# Task input
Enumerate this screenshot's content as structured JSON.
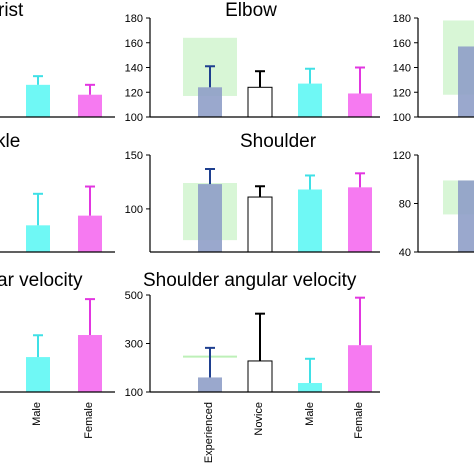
{
  "chart_data": [
    {
      "id": "wrist",
      "type": "bar",
      "title": "rist",
      "ylim": [
        100,
        180
      ],
      "yticks": [],
      "categories": [
        "Experienced",
        "Novice",
        "Male",
        "Female"
      ],
      "band": null,
      "bars": [
        {
          "category": "Male",
          "value": 126,
          "error": 7,
          "color": "#5ff7f4"
        },
        {
          "category": "Female",
          "value": 118,
          "error": 8,
          "color": "#f56cf0"
        }
      ]
    },
    {
      "id": "elbow",
      "type": "bar",
      "title": "Elbow",
      "ylim": [
        100,
        180
      ],
      "yticks": [
        "100",
        "120",
        "140",
        "160",
        "180"
      ],
      "categories": [
        "Experienced",
        "Novice",
        "Male",
        "Female"
      ],
      "band": {
        "from": 117,
        "to": 164,
        "color": "#d8f6d6"
      },
      "bars": [
        {
          "category": "Experienced",
          "value": 124,
          "error": 17,
          "color": "#8f9ec8"
        },
        {
          "category": "Novice",
          "value": 124,
          "error": 13,
          "color": "#ffffff"
        },
        {
          "category": "Male",
          "value": 127,
          "error": 12,
          "color": "#5ff7f4"
        },
        {
          "category": "Female",
          "value": 119,
          "error": 21,
          "color": "#f56cf0"
        }
      ]
    },
    {
      "id": "right-top",
      "type": "bar",
      "title": "",
      "ylim": [
        100,
        180
      ],
      "yticks": [
        "100",
        "120",
        "140",
        "160",
        "180"
      ],
      "categories": [
        "Experienced",
        "Novice",
        "Male",
        "Female"
      ],
      "band": {
        "from": 118,
        "to": 178,
        "color": "#d8f6d6"
      },
      "bars": [
        {
          "category": "Experienced",
          "value": 157,
          "error": 0,
          "color": "#8f9ec8"
        }
      ]
    },
    {
      "id": "ankle",
      "type": "bar",
      "title": "kle",
      "ylim": [
        60,
        140
      ],
      "yticks": [],
      "categories": [
        "Experienced",
        "Novice",
        "Male",
        "Female"
      ],
      "band": null,
      "bars": [
        {
          "category": "Male",
          "value": 82,
          "error": 26,
          "color": "#5ff7f4"
        },
        {
          "category": "Female",
          "value": 90,
          "error": 24,
          "color": "#f56cf0"
        }
      ]
    },
    {
      "id": "shoulder",
      "type": "bar",
      "title": "Shoulder",
      "ylim": [
        60,
        150
      ],
      "yticks": [
        "100",
        "150"
      ],
      "categories": [
        "Experienced",
        "Novice",
        "Male",
        "Female"
      ],
      "band": {
        "from": 71,
        "to": 124,
        "color": "#d8f6d6"
      },
      "bars": [
        {
          "category": "Experienced",
          "value": 123,
          "error": 14,
          "color": "#8f9ec8"
        },
        {
          "category": "Novice",
          "value": 111,
          "error": 10,
          "color": "#ffffff"
        },
        {
          "category": "Male",
          "value": 118,
          "error": 13,
          "color": "#5ff7f4"
        },
        {
          "category": "Female",
          "value": 120,
          "error": 13,
          "color": "#f56cf0"
        }
      ]
    },
    {
      "id": "right-mid",
      "type": "bar",
      "title": "",
      "ylim": [
        40,
        120
      ],
      "yticks": [
        "40",
        "80",
        "120"
      ],
      "categories": [
        "Experienced",
        "Novice",
        "Male",
        "Female"
      ],
      "band": {
        "from": 71,
        "to": 99,
        "color": "#d8f6d6"
      },
      "bars": [
        {
          "category": "Experienced",
          "value": 99,
          "error": 0,
          "color": "#8f9ec8"
        }
      ]
    },
    {
      "id": "ang-left",
      "type": "bar",
      "title": "ar velocity",
      "ylim": [
        100,
        500
      ],
      "yticks": [],
      "categories": [
        "Experienced",
        "Novice",
        "Male",
        "Female"
      ],
      "band": null,
      "bars": [
        {
          "category": "Male",
          "value": 244,
          "error": 90,
          "color": "#5ff7f4"
        },
        {
          "category": "Female",
          "value": 335,
          "error": 148,
          "color": "#f56cf0"
        }
      ]
    },
    {
      "id": "shoulder-ang",
      "type": "bar",
      "title": "Shoulder angular velocity",
      "ylim": [
        100,
        500
      ],
      "yticks": [
        "100",
        "300",
        "500"
      ],
      "categories": [
        "Experienced",
        "Novice",
        "Male",
        "Female"
      ],
      "band": {
        "from": 246,
        "to": 250,
        "color": "#bdf0b8"
      },
      "bars": [
        {
          "category": "Experienced",
          "value": 160,
          "error": 122,
          "color": "#8f9ec8"
        },
        {
          "category": "Novice",
          "value": 228,
          "error": 195,
          "color": "#ffffff"
        },
        {
          "category": "Male",
          "value": 137,
          "error": 100,
          "color": "#5ff7f4"
        },
        {
          "category": "Female",
          "value": 293,
          "error": 196,
          "color": "#f56cf0"
        }
      ]
    }
  ],
  "x_labels": {
    "left": [
      "Male",
      "Female"
    ],
    "middle": [
      "Experienced",
      "Novice",
      "Male",
      "Female"
    ]
  }
}
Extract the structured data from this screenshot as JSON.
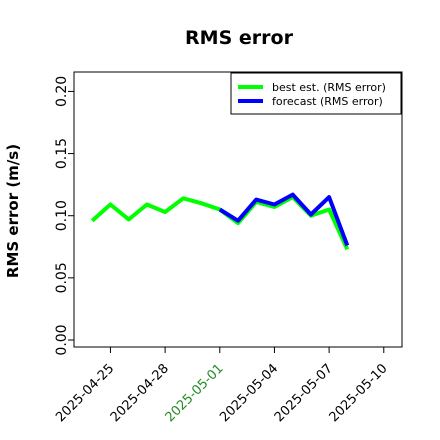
{
  "chart_data": {
    "type": "line",
    "title": "RMS error",
    "xlabel": "",
    "ylabel": "RMS error (m/s)",
    "ylim": [
      0.0,
      0.21
    ],
    "yticks": [
      0.0,
      0.05,
      0.1,
      0.15,
      0.2
    ],
    "ytick_labels": [
      "0.00",
      "0.05",
      "0.10",
      "0.15",
      "0.20"
    ],
    "xlim": [
      "2025-04-23",
      "2025-05-11"
    ],
    "xticks": [
      "2025-04-25",
      "2025-04-28",
      "2025-05-01",
      "2025-05-04",
      "2025-05-07",
      "2025-05-10"
    ],
    "xtick_labels": [
      "2025-04-25",
      "2025-04-28",
      "2025-05-01",
      "2025-05-04",
      "2025-05-07",
      "2025-05-10"
    ],
    "highlight_tick": "2025-05-01",
    "highlight_color": "#228b22",
    "grid": false,
    "legend_position": "top-right",
    "series": [
      {
        "name": "best est. (RMS error)",
        "color": "#00ff00",
        "x": [
          "2025-04-24",
          "2025-04-25",
          "2025-04-26",
          "2025-04-27",
          "2025-04-28",
          "2025-04-29",
          "2025-04-30",
          "2025-05-01",
          "2025-05-02",
          "2025-05-03",
          "2025-05-04",
          "2025-05-05",
          "2025-05-06",
          "2025-05-07",
          "2025-05-08"
        ],
        "values": [
          0.096,
          0.109,
          0.097,
          0.109,
          0.103,
          0.114,
          0.11,
          0.105,
          0.094,
          0.111,
          0.107,
          0.115,
          0.1,
          0.105,
          0.073
        ]
      },
      {
        "name": "forecast (RMS error)",
        "color": "#0000ff",
        "x": [
          "2025-05-01",
          "2025-05-02",
          "2025-05-03",
          "2025-05-04",
          "2025-05-05",
          "2025-05-06",
          "2025-05-07",
          "2025-05-08"
        ],
        "values": [
          0.105,
          0.096,
          0.113,
          0.109,
          0.117,
          0.101,
          0.115,
          0.076
        ]
      }
    ]
  }
}
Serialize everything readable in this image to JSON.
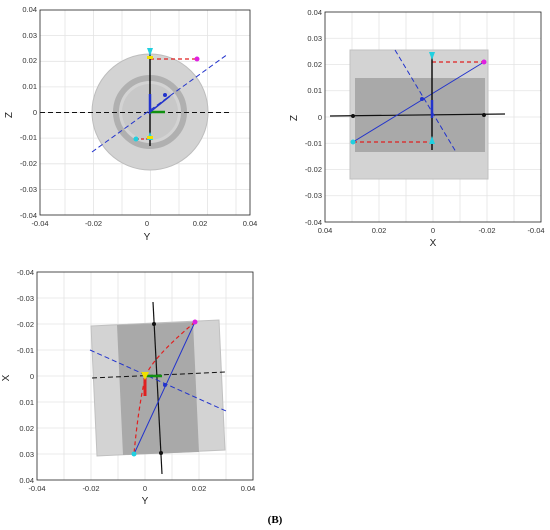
{
  "figure": {
    "caption": "(B)",
    "colors": {
      "outer_body": "#d3d3d3",
      "inner_body": "#a9a9a9",
      "ring": "#b8b8b8",
      "black_axis": "#111111",
      "blue_line": "#2233cc",
      "red_line": "#e02020",
      "magenta_point": "#e020e0",
      "cyan_point": "#20d0e0",
      "yellow_marker": "#f0e000",
      "green_marker": "#109010"
    },
    "views": [
      {
        "id": "yz",
        "xlabel": "Y",
        "ylabel": "Z",
        "xticks": [
          "-0.04",
          "-0.02",
          "0",
          "0.02",
          "0.04"
        ],
        "yticks": [
          "0.04",
          "0.03",
          "0.02",
          "0.01",
          "0",
          "-0.01",
          "-0.02",
          "-0.03",
          "-0.04"
        ],
        "xlim": [
          -0.04,
          0.04
        ],
        "ylim": [
          -0.04,
          0.04
        ],
        "x_reversed": false,
        "y_reversed": false,
        "grid": true
      },
      {
        "id": "xz",
        "xlabel": "X",
        "ylabel": "Z",
        "xticks": [
          "0.04",
          "0.02",
          "0",
          "-0.02",
          "-0.04"
        ],
        "yticks": [
          "0.04",
          "0.03",
          "0.02",
          "0.01",
          "0",
          "-0.01",
          "-0.02",
          "-0.03",
          "-0.04"
        ],
        "xlim": [
          -0.04,
          0.04
        ],
        "ylim": [
          -0.04,
          0.04
        ],
        "x_reversed": true,
        "y_reversed": false,
        "grid": true
      },
      {
        "id": "yx",
        "xlabel": "Y",
        "ylabel": "X",
        "xticks": [
          "-0.04",
          "-0.02",
          "0",
          "0.02",
          "0.04"
        ],
        "yticks": [
          "-0.04",
          "-0.03",
          "-0.02",
          "-0.01",
          "0",
          "0.01",
          "0.02",
          "0.03",
          "0.04"
        ],
        "xlim": [
          -0.04,
          0.04
        ],
        "ylim": [
          -0.04,
          0.04
        ],
        "x_reversed": false,
        "y_reversed": true,
        "grid": true
      }
    ]
  }
}
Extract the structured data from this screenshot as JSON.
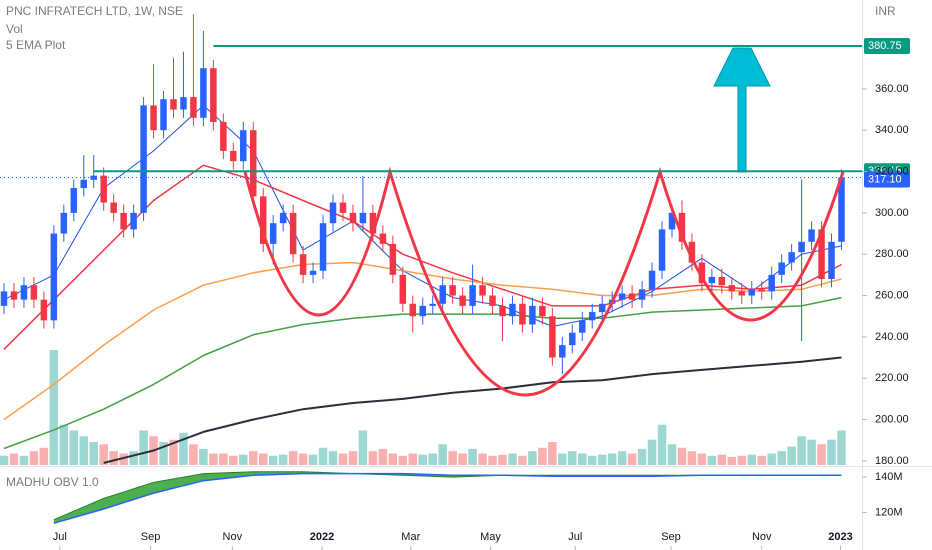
{
  "chart_data": {
    "type": "candlestick",
    "title": "PNC INFRATECH LTD, 1W, NSE",
    "legend": [
      "Vol",
      "5 EMA Plot"
    ],
    "currency": "INR",
    "up_color": "#2962ff",
    "down_color": "#f23645",
    "open": [
      255,
      262,
      258,
      265,
      258,
      248,
      290,
      300,
      312,
      316,
      318,
      305,
      300,
      292,
      300,
      352,
      340,
      355,
      350,
      356,
      346,
      370,
      344,
      330,
      325,
      340,
      308,
      285,
      295,
      300,
      280,
      270,
      272,
      295,
      305,
      300,
      295,
      300,
      290,
      285,
      270,
      256,
      250,
      255,
      256,
      265,
      260,
      255,
      265,
      260,
      255,
      250,
      256,
      246,
      255,
      250,
      230,
      236,
      242,
      248,
      252,
      256,
      258,
      261,
      258,
      263,
      272,
      292,
      300,
      286,
      276,
      266,
      269,
      265,
      262,
      260,
      263,
      262,
      270,
      276,
      281,
      286,
      292,
      268,
      286
    ],
    "high": [
      266,
      266,
      269,
      269,
      262,
      294,
      304,
      316,
      328,
      328,
      322,
      309,
      304,
      304,
      356,
      372,
      359,
      375,
      378,
      396,
      388,
      374,
      348,
      334,
      344,
      344,
      312,
      299,
      304,
      304,
      284,
      276,
      299,
      309,
      309,
      304,
      318,
      304,
      294,
      289,
      274,
      260,
      259,
      260,
      269,
      269,
      264,
      275,
      269,
      264,
      259,
      260,
      260,
      259,
      259,
      254,
      240,
      246,
      252,
      256,
      260,
      262,
      265,
      265,
      267,
      276,
      296,
      304,
      306,
      290,
      280,
      273,
      273,
      269,
      266,
      267,
      267,
      274,
      280,
      285,
      316,
      296,
      296,
      290,
      321
    ],
    "low": [
      251,
      254,
      254,
      254,
      244,
      244,
      286,
      296,
      308,
      312,
      301,
      296,
      288,
      288,
      296,
      336,
      336,
      346,
      346,
      342,
      342,
      340,
      326,
      321,
      321,
      304,
      281,
      275,
      291,
      276,
      266,
      266,
      268,
      291,
      296,
      291,
      291,
      286,
      281,
      266,
      252,
      242,
      246,
      251,
      252,
      256,
      251,
      251,
      256,
      251,
      238,
      246,
      242,
      242,
      246,
      226,
      222,
      232,
      238,
      244,
      248,
      252,
      254,
      254,
      254,
      259,
      268,
      288,
      282,
      272,
      262,
      262,
      261,
      258,
      256,
      256,
      258,
      258,
      266,
      272,
      238,
      282,
      264,
      264,
      282
    ],
    "close": [
      262,
      258,
      265,
      258,
      248,
      290,
      300,
      312,
      316,
      318,
      305,
      300,
      292,
      300,
      352,
      340,
      355,
      350,
      356,
      346,
      370,
      344,
      330,
      325,
      340,
      308,
      285,
      295,
      300,
      280,
      270,
      272,
      295,
      305,
      300,
      295,
      300,
      290,
      285,
      270,
      256,
      250,
      255,
      256,
      265,
      260,
      255,
      265,
      260,
      255,
      250,
      256,
      246,
      255,
      250,
      230,
      236,
      242,
      248,
      252,
      256,
      258,
      261,
      258,
      263,
      272,
      292,
      300,
      286,
      276,
      266,
      269,
      265,
      262,
      260,
      263,
      262,
      270,
      276,
      281,
      286,
      292,
      268,
      286,
      317.1
    ],
    "volume": [
      8,
      10,
      8,
      12,
      15,
      100,
      35,
      30,
      25,
      20,
      18,
      12,
      10,
      12,
      30,
      25,
      20,
      22,
      28,
      18,
      14,
      10,
      10,
      8,
      9,
      12,
      10,
      8,
      9,
      12,
      10,
      9,
      15,
      12,
      10,
      12,
      30,
      12,
      14,
      10,
      8,
      10,
      9,
      10,
      18,
      12,
      10,
      14,
      10,
      8,
      9,
      10,
      8,
      12,
      15,
      20,
      10,
      12,
      10,
      8,
      9,
      10,
      12,
      10,
      14,
      22,
      35,
      18,
      15,
      12,
      10,
      8,
      9,
      7,
      8,
      9,
      8,
      10,
      12,
      16,
      25,
      22,
      18,
      22,
      30
    ],
    "vlim": [
      0,
      100
    ],
    "ma_x": [
      0,
      5,
      10,
      15,
      20,
      25,
      30,
      35,
      40,
      45,
      50,
      55,
      60,
      65,
      70,
      75,
      80,
      84
    ],
    "ma_series": [
      {
        "color": "#1e53e5",
        "width": 1,
        "values": [
          258,
          270,
          312,
          330,
          352,
          330,
          282,
          296,
          272,
          259,
          255,
          245,
          250,
          262,
          278,
          262,
          280,
          284
        ]
      },
      {
        "color": "#f23645",
        "width": 1.5,
        "values": [
          234,
          258,
          282,
          306,
          323,
          316,
          306,
          296,
          280,
          271,
          263,
          255,
          255,
          263,
          265,
          263,
          265,
          275
        ]
      },
      {
        "color": "#ff9e4a",
        "width": 1.5,
        "values": [
          200,
          217,
          236,
          253,
          265,
          271,
          275,
          276,
          272,
          268,
          265,
          263,
          260,
          260,
          263,
          262,
          263,
          268
        ]
      },
      {
        "color": "#43a047",
        "width": 1.5,
        "values": [
          186,
          195,
          205,
          217,
          231,
          241,
          246,
          249,
          251,
          251,
          251,
          249,
          249,
          252,
          253,
          254,
          255,
          259
        ]
      },
      {
        "color": "#2a2e39",
        "width": 2,
        "values": [
          null,
          null,
          179,
          185,
          194,
          200,
          205,
          208,
          210,
          213,
          215,
          218,
          219,
          222,
          224,
          226,
          228,
          230
        ]
      }
    ],
    "levels": [
      {
        "value": 380.75,
        "label": "380.75",
        "color": "#089981",
        "start": 21
      },
      {
        "value": 320.15,
        "label": "320.15",
        "color": "#089981",
        "start": 9
      }
    ],
    "last_price": {
      "value": 317.1,
      "label": "317.10",
      "color": "#2962ff"
    },
    "ylim": [
      178,
      403
    ],
    "yticks": [
      {
        "value": 180,
        "label": "180.00"
      },
      {
        "value": 200,
        "label": "200.00"
      },
      {
        "value": 220,
        "label": "220.00"
      },
      {
        "value": 240,
        "label": "240.00"
      },
      {
        "value": 260,
        "label": "260.00"
      },
      {
        "value": 280,
        "label": "280.00"
      },
      {
        "value": 300,
        "label": "300.00"
      },
      {
        "value": 320,
        "label": "320.00"
      },
      {
        "value": 340,
        "label": "340.00"
      },
      {
        "value": 360,
        "label": "360.00"
      }
    ],
    "xticks": [
      {
        "value": 5.6,
        "label": "Jul"
      },
      {
        "value": 14.7,
        "label": "Sep"
      },
      {
        "value": 22.9,
        "label": "Nov"
      },
      {
        "value": 31.9,
        "label": "2022"
      },
      {
        "value": 40.8,
        "label": "Mar"
      },
      {
        "value": 48.8,
        "label": "May"
      },
      {
        "value": 57.3,
        "label": "Jul"
      },
      {
        "value": 66.9,
        "label": "Sep"
      },
      {
        "value": 76,
        "label": "Nov"
      },
      {
        "value": 83.9,
        "label": "2023"
      }
    ],
    "obv": {
      "title": "MADHU OBV 1.0",
      "fast": [
        null,
        116,
        128,
        137,
        142,
        143,
        143,
        142,
        141,
        140,
        141,
        141,
        141,
        141,
        141,
        141,
        141,
        141
      ],
      "slow": [
        null,
        114,
        122,
        131,
        138,
        141,
        142,
        142,
        142,
        141,
        141,
        140.5,
        140.5,
        140.5,
        141,
        141,
        141,
        141
      ],
      "y2lim": [
        98.9,
        145.7
      ],
      "y2ticks": [
        {
          "value": 140,
          "label": "140M"
        },
        {
          "value": 120,
          "label": "120M"
        }
      ]
    }
  }
}
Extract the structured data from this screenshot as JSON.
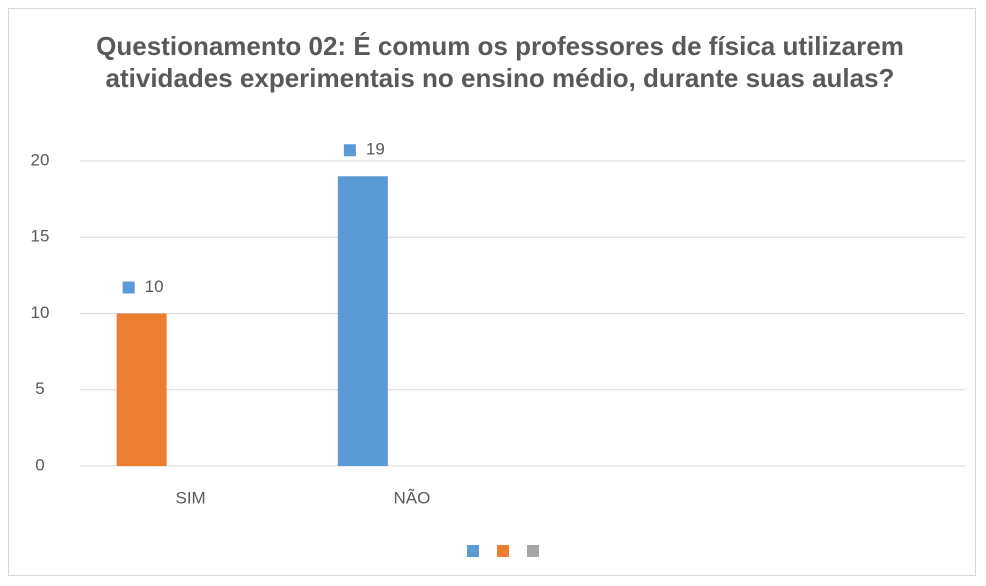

# Aim of the task
Look through the entries and find each line that has the string "right". Copy those lines.

# Answer to the problem
      "id": "right-top",
      "id": "right-mid",
    "legend_position": "top-right",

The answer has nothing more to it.